> THE REQUEST
Copy all entries without alteration and skip the pictures they hold.

> ENTRIES SHOWN
-- BEGIN --
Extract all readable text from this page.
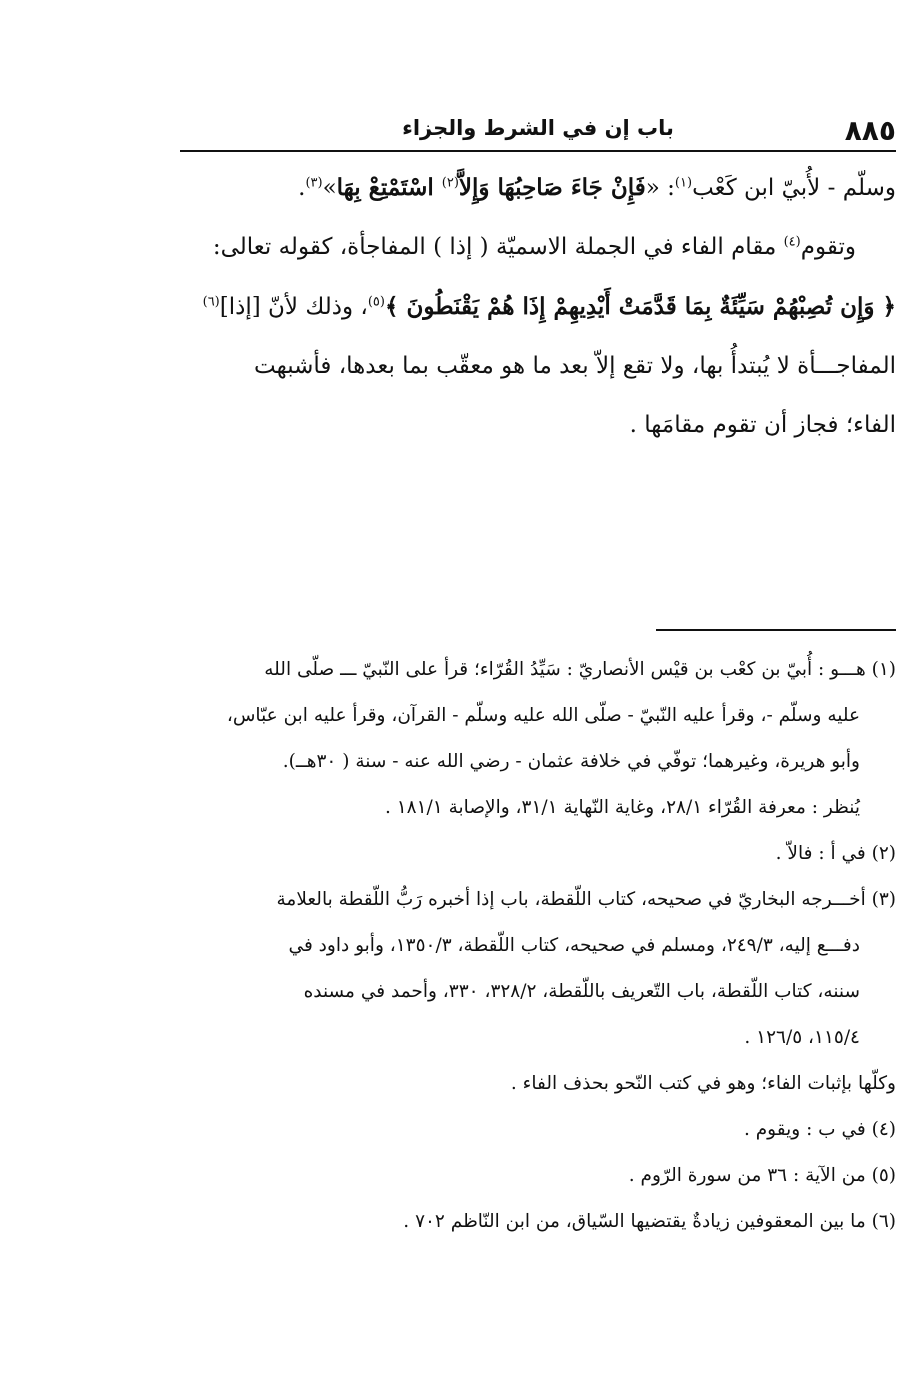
٨٨٥
باب إن في الشرط والجزاء

وسلّم - لأُبيّ ابن كَعْب$^{(١)}$: «فَإِنْ جَاءَ صَاحِبُهَا وَإِلاَّ$^{(٢)}$ اسْتَمْتِعْ بِهَا»$^{(٣)}$.

وتقوم$^{(٤)}$ مقام الفاء في الجملة الاسميّة ( إذا ) المفاجأة، كقوله تعالى:

﴿ وَإِن تُصِبْهُمْ سَيِّئَةٌ بِمَا قَدَّمَتْ أَيْدِيهِمْ إِذَا هُمْ يَقْنَطُونَ ﴾$^{(٥)}$، وذلك لأنّ [إذا]$^{(٦)}$

المفاجـــأة لا يُبتدأُ بها، ولا تقع إلاّ بعد ما هو معقّب بما بعدها، فأشبهت

الفاء؛ فجاز أن تقوم مقامَها .

(١) هـــو : أُبيّ بن كعْب بن قيْس الأنصاريّ : سَيِّدُ القُرّاء؛ قرأ على النّبيّ ـــ صلّى الله
عليه وسلّم -، وقرأ عليه النّبيّ - صلّى الله عليه وسلّم - القرآن، وقرأ عليه ابن عبّاس،
وأبو هريرة، وغيرهما؛ توفّي في خلافة عثمان - رضي الله عنه - سنة ( ٣٠هــ).
يُنظر : معرفة القُرّاء ٢٨/١، وغاية النّهاية ٣١/١، والإصابة ١٨١/١ .
(٢) في أ : فالاّ .
(٣) أخـــرجه البخاريّ في صحيحه، كتاب اللّقطة، باب إذا أخبره رَبُّ اللّقطة بالعلامة
دفـــع إليه، ٢٤٩/٣، ومسلم في صحيحه، كتاب اللّقطة، ١٣٥٠/٣، وأبو داود في
سننه، كتاب اللّقطة، باب التّعريف باللّقطة، ٣٢٨/٢، ٣٣٠، وأحمد في مسنده
١١٥/٤، ١٢٦/٥ .
وكلّها بإثبات الفاء؛ وهو في كتب النّحو بحذف الفاء .
(٤) في ب : ويقوم .
(٥) من الآية : ٣٦ من سورة الرّوم .
(٦) ما بين المعقوفين زيادةٌ يقتضيها السّياق، من ابن النّاظم ٧٠٢ .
-- END --
> OUTPUT FOR THIS TASK
Extract all readable text from this page.
٨٨٥
باب إن في الشرط والجزاء

وسلّم - لأُبيّ ابن كَعْب$^{(١)}$: «فَإِنْ جَاءَ صَاحِبُهَا وَإِلاَّ$^{(٢)}$ اسْتَمْتِعْ بِهَا»$^{(٣)}$.

وتقوم$^{(٤)}$ مقام الفاء في الجملة الاسميّة ( إذا ) المفاجأة، كقوله تعالى:

﴿ وَإِن تُصِبْهُمْ سَيِّئَةٌ بِمَا قَدَّمَتْ أَيْدِيهِمْ إِذَا هُمْ يَقْنَطُونَ ﴾$^{(٥)}$، وذلك لأنّ [إذا]$^{(٦)}$

المفاجـــأة لا يُبتدأُ بها، ولا تقع إلاّ بعد ما هو معقّب بما بعدها، فأشبهت

الفاء؛ فجاز أن تقوم مقامَها .

(١) هـــو : أُبيّ بن كعْب بن قيْس الأنصاريّ : سَيِّدُ القُرّاء؛ قرأ على النّبيّ ـــ صلّى الله
عليه وسلّم -، وقرأ عليه النّبيّ - صلّى الله عليه وسلّم - القرآن، وقرأ عليه ابن عبّاس،
وأبو هريرة، وغيرهما؛ توفّي في خلافة عثمان - رضي الله عنه - سنة ( ٣٠هــ).
يُنظر : معرفة القُرّاء ٢٨/١، وغاية النّهاية ٣١/١، والإصابة ١٨١/١ .
(٢) في أ : فالاّ .
(٣) أخـــرجه البخاريّ في صحيحه، كتاب اللّقطة، باب إذا أخبره رَبُّ اللّقطة بالعلامة
دفـــع إليه، ٢٤٩/٣، ومسلم في صحيحه، كتاب اللّقطة، ١٣٥٠/٣، وأبو داود في
سننه، كتاب اللّقطة، باب التّعريف باللّقطة، ٣٢٨/٢، ٣٣٠، وأحمد في مسنده
١١٥/٤، ١٢٦/٥ .
وكلّها بإثبات الفاء؛ وهو في كتب النّحو بحذف الفاء .
(٤) في ب : ويقوم .
(٥) من الآية : ٣٦ من سورة الرّوم .
(٦) ما بين المعقوفين زيادةٌ يقتضيها السّياق، من ابن النّاظم ٧٠٢ .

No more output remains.